>> start Records shown

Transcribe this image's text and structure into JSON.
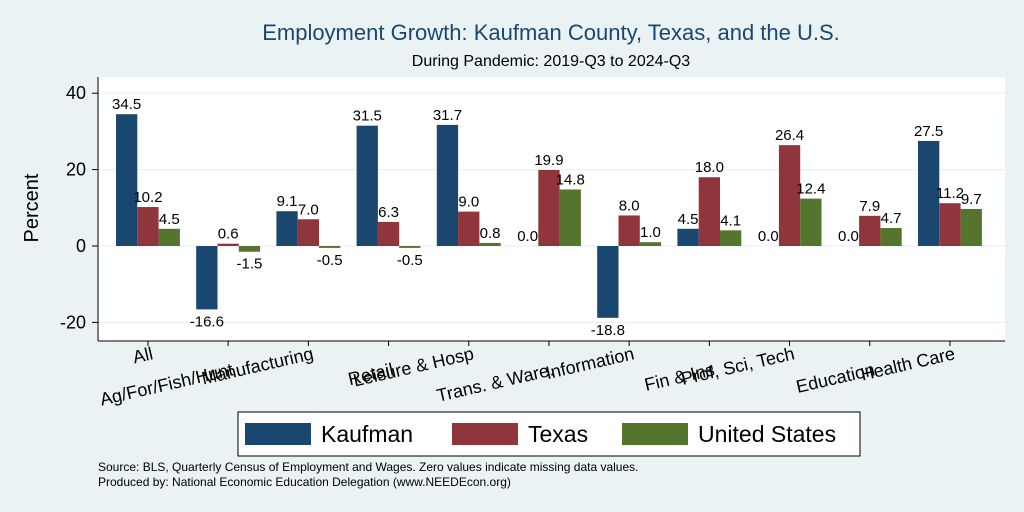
{
  "chart_data": {
    "type": "bar",
    "title": "Employment Growth: Kaufman County, Texas, and the U.S.",
    "subtitle": "During Pandemic: 2019-Q3 to 2024-Q3",
    "ylabel": "Percent",
    "xlabel": "",
    "ylim": [
      -25,
      45
    ],
    "yticks": [
      -20,
      0,
      20,
      40
    ],
    "ytick_labels": [
      "-20",
      "0",
      "20",
      "40"
    ],
    "categories": [
      "All",
      "Ag/For/Fish/Hunt",
      "Manufacturing",
      "Retail",
      "Leisure & Hosp",
      "Trans. & Ware.",
      "Information",
      "Fin & Ins",
      "Prof, Sci, Tech",
      "Education",
      "Health Care"
    ],
    "series": [
      {
        "name": "Kaufman",
        "color": "#1a476f",
        "values": [
          34.5,
          -16.6,
          9.1,
          31.5,
          31.7,
          0.0,
          -18.8,
          4.5,
          0.0,
          0.0,
          27.5
        ],
        "labels": [
          "34.5",
          "-16.6",
          "9.1",
          "31.5",
          "31.7",
          "0.0",
          "-18.8",
          "4.5",
          "0.0",
          "0.0",
          "27.5"
        ]
      },
      {
        "name": "Texas",
        "color": "#90353b",
        "values": [
          10.2,
          0.6,
          7.0,
          6.3,
          9.0,
          19.9,
          8.0,
          18.0,
          26.4,
          7.9,
          11.2
        ],
        "labels": [
          "10.2",
          "0.6",
          "7.0",
          "6.3",
          "9.0",
          "19.9",
          "8.0",
          "18.0",
          "26.4",
          "7.9",
          "11.2"
        ]
      },
      {
        "name": "United States",
        "color": "#55752f",
        "values": [
          4.5,
          -1.5,
          -0.5,
          -0.5,
          0.8,
          14.8,
          1.0,
          4.1,
          12.4,
          4.7,
          9.7
        ],
        "labels": [
          "4.5",
          "-1.5",
          "-0.5",
          "-0.5",
          "0.8",
          "14.8",
          "1.0",
          "4.1",
          "12.4",
          "4.7",
          "9.7"
        ]
      }
    ],
    "legend": {
      "position": "bottom",
      "items": [
        "Kaufman",
        "Texas",
        "United States"
      ]
    },
    "grid": true,
    "notes": [
      "Source: BLS, Quarterly Census of Employment and Wages. Zero values indicate missing data values.",
      "Produced by: National Economic Education Delegation (www.NEEDEcon.org)"
    ]
  },
  "colors": {
    "background": "#eaf2f3",
    "plot_background": "#ffffff",
    "grid": "#eaf2f3"
  }
}
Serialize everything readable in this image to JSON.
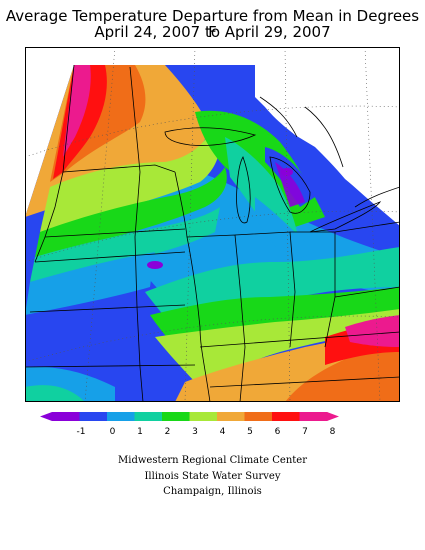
{
  "title_line1": "Average Temperature Departure from Mean in Degrees F",
  "title_line2": "April 24, 2007 to April 29, 2007",
  "legend": {
    "ticks": [
      "-1",
      "0",
      "1",
      "2",
      "3",
      "4",
      "5",
      "6",
      "7",
      "8"
    ],
    "colors": [
      "#8a00d9",
      "#2846f0",
      "#16a0e8",
      "#10d0a0",
      "#18d818",
      "#a8e838",
      "#f0a838",
      "#f06d18",
      "#ff1010",
      "#ec1a8e"
    ]
  },
  "credits": {
    "line1": "Midwestern Regional Climate Center",
    "line2": "Illinois State Water Survey",
    "line3": "Champaign, Illinois"
  }
}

>> end Records shown

▶ Exercise description
Which lines of the material contain the string "Texas"? List each of them.

▶ Exercise response
    "title": "Employment Growth: Kaufman County, Texas, and the U.S.",
        "name": "Texas",
        "Texas",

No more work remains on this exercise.